[START OF INPUT ROWS]
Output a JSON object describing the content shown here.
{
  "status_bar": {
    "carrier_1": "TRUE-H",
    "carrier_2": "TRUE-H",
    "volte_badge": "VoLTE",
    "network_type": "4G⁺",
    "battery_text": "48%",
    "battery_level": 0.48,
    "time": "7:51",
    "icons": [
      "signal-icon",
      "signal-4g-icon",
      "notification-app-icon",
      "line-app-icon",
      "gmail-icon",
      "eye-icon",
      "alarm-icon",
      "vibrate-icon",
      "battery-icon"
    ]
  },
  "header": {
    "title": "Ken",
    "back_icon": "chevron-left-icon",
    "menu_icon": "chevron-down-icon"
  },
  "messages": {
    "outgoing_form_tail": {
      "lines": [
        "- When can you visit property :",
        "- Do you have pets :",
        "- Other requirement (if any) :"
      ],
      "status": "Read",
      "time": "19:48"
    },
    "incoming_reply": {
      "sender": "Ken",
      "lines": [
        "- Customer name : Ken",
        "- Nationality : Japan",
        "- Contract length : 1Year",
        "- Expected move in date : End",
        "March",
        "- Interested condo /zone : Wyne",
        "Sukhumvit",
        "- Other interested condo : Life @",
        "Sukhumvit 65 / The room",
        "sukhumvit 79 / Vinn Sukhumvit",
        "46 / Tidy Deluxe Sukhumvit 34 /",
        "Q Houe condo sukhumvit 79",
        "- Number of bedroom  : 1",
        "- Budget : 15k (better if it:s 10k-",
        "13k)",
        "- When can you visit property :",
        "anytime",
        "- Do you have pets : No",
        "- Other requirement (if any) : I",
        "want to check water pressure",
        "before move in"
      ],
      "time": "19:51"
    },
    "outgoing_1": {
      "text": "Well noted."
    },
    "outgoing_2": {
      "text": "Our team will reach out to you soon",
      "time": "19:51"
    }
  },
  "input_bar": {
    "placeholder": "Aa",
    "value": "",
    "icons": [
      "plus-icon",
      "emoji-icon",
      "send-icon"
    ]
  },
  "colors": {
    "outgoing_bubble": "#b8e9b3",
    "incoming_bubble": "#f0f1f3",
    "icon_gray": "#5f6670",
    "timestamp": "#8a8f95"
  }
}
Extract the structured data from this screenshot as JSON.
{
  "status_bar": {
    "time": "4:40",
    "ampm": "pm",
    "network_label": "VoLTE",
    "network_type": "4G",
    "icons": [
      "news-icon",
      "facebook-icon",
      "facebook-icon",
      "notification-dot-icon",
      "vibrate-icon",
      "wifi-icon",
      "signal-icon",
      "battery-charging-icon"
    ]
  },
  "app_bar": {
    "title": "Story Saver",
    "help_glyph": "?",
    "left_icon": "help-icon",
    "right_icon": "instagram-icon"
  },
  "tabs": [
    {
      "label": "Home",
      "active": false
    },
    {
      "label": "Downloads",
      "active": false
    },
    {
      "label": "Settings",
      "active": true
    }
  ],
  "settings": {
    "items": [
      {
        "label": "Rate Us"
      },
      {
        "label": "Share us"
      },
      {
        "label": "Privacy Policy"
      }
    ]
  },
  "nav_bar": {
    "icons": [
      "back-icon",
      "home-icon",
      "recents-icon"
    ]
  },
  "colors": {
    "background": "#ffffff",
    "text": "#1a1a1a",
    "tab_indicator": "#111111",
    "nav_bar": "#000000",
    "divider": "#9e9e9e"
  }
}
[END OF INPUT ROWS]
WHAT YOU WILL DO
Print every line of the records exactly. Omit nothing.

COMPLETE OUTPUT
Output a JSON object describing the content shown here.
{
  "status_bar": {
    "carrier_1": "TRUE-H",
    "carrier_2": "TRUE-H",
    "volte_badge": "VoLTE",
    "network_type": "4G⁺",
    "battery_text": "48%",
    "battery_level": 0.48,
    "time": "7:51",
    "icons": [
      "signal-icon",
      "signal-4g-icon",
      "notification-app-icon",
      "line-app-icon",
      "gmail-icon",
      "eye-icon",
      "alarm-icon",
      "vibrate-icon",
      "battery-icon"
    ]
  },
  "header": {
    "title": "Ken",
    "back_icon": "chevron-left-icon",
    "menu_icon": "chevron-down-icon"
  },
  "messages": {
    "outgoing_form_tail": {
      "lines": [
        "- When can you visit property :",
        "- Do you have pets :",
        "- Other requirement (if any) :"
      ],
      "status": "Read",
      "time": "19:48"
    },
    "incoming_reply": {
      "sender": "Ken",
      "lines": [
        "- Customer name : Ken",
        "- Nationality : Japan",
        "- Contract length : 1Year",
        "- Expected move in date : End",
        "March",
        "- Interested condo /zone : Wyne",
        "Sukhumvit",
        "- Other interested condo : Life @",
        "Sukhumvit 65 / The room",
        "sukhumvit 79 / Vinn Sukhumvit",
        "46 / Tidy Deluxe Sukhumvit 34 /",
        "Q Houe condo sukhumvit 79",
        "- Number of bedroom  : 1",
        "- Budget : 15k (better if it:s 10k-",
        "13k)",
        "- When can you visit property :",
        "anytime",
        "- Do you have pets : No",
        "- Other requirement (if any) : I",
        "want to check water pressure",
        "before move in"
      ],
      "time": "19:51"
    },
    "outgoing_1": {
      "text": "Well noted."
    },
    "outgoing_2": {
      "text": "Our team will reach out to you soon",
      "time": "19:51"
    }
  },
  "input_bar": {
    "placeholder": "Aa",
    "value": "",
    "icons": [
      "plus-icon",
      "emoji-icon",
      "send-icon"
    ]
  },
  "colors": {
    "outgoing_bubble": "#b8e9b3",
    "incoming_bubble": "#f0f1f3",
    "icon_gray": "#5f6670",
    "timestamp": "#8a8f95"
  }
}
Extract the structured data from this screenshot as JSON.
{
  "status_bar": {
    "time": "4:40",
    "ampm": "pm",
    "network_label": "VoLTE",
    "network_type": "4G",
    "icons": [
      "news-icon",
      "facebook-icon",
      "facebook-icon",
      "notification-dot-icon",
      "vibrate-icon",
      "wifi-icon",
      "signal-icon",
      "battery-charging-icon"
    ]
  },
  "app_bar": {
    "title": "Story Saver",
    "help_glyph": "?",
    "left_icon": "help-icon",
    "right_icon": "instagram-icon"
  },
  "tabs": [
    {
      "label": "Home",
      "active": false
    },
    {
      "label": "Downloads",
      "active": false
    },
    {
      "label": "Settings",
      "active": true
    }
  ],
  "settings": {
    "items": [
      {
        "label": "Rate Us"
      },
      {
        "label": "Share us"
      },
      {
        "label": "Privacy Policy"
      }
    ]
  },
  "nav_bar": {
    "icons": [
      "back-icon",
      "home-icon",
      "recents-icon"
    ]
  },
  "colors": {
    "background": "#ffffff",
    "text": "#1a1a1a",
    "tab_indicator": "#111111",
    "nav_bar": "#000000",
    "divider": "#9e9e9e"
  }
}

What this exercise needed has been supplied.